■ What is asked ■
Look through the listing below and give the number of lines that hold "العزيز". Say nothing more.

** BEGIN Material shown **

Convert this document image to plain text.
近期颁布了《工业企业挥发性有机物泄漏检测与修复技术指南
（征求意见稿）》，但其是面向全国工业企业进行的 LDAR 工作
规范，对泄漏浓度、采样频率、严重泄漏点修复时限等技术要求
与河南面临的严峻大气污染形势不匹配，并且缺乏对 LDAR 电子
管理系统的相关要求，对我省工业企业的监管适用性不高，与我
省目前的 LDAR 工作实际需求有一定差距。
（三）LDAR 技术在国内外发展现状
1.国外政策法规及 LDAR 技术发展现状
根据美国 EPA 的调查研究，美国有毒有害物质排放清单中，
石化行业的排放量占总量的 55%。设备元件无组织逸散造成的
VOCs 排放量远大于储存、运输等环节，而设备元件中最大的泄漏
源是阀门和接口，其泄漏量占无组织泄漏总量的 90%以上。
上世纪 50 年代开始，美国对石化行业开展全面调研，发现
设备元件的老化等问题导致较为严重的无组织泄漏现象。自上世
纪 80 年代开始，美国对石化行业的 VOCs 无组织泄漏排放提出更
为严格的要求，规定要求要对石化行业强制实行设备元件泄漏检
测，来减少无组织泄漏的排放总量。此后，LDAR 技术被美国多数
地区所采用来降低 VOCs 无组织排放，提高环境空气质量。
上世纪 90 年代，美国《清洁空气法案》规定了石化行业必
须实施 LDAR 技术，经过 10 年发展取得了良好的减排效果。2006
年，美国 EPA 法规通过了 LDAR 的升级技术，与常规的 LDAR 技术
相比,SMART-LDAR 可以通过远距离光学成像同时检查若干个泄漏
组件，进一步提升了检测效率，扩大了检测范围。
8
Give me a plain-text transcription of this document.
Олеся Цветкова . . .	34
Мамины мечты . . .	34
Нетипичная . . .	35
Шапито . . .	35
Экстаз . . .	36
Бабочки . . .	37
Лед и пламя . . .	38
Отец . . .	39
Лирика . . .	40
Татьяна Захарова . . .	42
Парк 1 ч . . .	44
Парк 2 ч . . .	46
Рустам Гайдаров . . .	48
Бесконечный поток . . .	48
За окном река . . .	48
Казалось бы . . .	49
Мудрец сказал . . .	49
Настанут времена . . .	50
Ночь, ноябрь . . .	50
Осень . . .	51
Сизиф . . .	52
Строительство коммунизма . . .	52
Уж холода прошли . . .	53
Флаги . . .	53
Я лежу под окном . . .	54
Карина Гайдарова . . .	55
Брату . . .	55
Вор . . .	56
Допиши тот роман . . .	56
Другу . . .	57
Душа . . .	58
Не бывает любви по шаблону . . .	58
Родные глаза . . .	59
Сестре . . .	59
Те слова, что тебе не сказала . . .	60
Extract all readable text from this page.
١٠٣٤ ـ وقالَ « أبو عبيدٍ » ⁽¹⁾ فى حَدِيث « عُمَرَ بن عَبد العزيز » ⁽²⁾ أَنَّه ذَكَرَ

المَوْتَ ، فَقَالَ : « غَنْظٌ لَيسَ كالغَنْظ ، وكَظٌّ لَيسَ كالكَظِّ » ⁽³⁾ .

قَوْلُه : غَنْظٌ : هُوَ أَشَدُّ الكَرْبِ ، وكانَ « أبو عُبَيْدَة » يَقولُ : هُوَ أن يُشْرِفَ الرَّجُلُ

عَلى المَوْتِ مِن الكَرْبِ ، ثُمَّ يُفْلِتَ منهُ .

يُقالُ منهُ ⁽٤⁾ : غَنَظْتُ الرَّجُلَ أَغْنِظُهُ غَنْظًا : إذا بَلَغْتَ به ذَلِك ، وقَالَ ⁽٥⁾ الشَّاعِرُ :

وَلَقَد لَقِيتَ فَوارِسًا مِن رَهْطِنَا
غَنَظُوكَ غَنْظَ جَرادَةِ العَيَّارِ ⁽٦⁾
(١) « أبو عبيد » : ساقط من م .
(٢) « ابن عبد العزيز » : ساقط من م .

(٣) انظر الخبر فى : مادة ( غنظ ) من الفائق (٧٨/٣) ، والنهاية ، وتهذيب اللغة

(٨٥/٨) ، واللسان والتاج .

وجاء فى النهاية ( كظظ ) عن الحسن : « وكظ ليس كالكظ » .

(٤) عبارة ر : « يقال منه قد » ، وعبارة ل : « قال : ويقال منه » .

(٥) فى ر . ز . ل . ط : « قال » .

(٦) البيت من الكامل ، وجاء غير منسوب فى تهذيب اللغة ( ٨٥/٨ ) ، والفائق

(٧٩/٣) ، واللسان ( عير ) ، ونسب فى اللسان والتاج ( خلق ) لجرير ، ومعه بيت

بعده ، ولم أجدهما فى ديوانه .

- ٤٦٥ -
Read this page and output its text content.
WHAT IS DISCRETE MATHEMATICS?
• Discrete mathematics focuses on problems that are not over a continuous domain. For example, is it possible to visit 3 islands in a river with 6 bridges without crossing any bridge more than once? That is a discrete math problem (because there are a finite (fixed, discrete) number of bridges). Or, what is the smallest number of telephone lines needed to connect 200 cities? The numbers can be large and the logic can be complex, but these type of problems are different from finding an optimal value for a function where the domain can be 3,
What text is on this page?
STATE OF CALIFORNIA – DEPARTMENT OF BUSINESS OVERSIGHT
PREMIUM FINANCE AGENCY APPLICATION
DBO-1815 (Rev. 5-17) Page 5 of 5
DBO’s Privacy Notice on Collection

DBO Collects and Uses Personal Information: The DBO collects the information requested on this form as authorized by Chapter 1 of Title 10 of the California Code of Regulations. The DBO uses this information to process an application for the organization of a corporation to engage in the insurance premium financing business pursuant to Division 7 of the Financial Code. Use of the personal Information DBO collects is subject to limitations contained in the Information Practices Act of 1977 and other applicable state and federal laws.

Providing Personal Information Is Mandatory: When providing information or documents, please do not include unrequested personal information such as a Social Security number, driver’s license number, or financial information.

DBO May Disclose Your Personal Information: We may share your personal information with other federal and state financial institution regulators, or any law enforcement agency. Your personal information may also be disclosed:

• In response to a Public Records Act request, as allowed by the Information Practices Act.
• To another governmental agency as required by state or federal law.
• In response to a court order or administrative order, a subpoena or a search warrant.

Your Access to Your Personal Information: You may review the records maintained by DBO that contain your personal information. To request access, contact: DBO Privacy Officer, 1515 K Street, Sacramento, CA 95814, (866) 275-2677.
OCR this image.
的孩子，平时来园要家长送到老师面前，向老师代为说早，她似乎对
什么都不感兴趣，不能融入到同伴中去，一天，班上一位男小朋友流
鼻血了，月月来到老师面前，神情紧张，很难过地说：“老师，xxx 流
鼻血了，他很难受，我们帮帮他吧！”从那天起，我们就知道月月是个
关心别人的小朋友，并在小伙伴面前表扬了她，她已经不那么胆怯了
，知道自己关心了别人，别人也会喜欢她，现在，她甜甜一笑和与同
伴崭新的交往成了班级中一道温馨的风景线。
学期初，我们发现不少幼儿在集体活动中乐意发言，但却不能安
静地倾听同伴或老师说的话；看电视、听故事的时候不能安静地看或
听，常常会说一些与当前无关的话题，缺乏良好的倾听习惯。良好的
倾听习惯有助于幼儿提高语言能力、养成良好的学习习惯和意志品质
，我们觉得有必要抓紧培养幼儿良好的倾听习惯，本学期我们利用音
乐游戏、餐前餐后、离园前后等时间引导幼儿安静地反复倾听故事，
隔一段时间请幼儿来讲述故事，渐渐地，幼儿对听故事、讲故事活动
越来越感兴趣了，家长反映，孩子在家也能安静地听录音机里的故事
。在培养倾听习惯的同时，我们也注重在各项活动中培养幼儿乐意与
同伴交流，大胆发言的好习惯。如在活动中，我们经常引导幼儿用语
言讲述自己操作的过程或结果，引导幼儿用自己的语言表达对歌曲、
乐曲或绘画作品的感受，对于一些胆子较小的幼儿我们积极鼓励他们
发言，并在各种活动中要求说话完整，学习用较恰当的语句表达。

** END Material shown **

■ Solved problem ■
2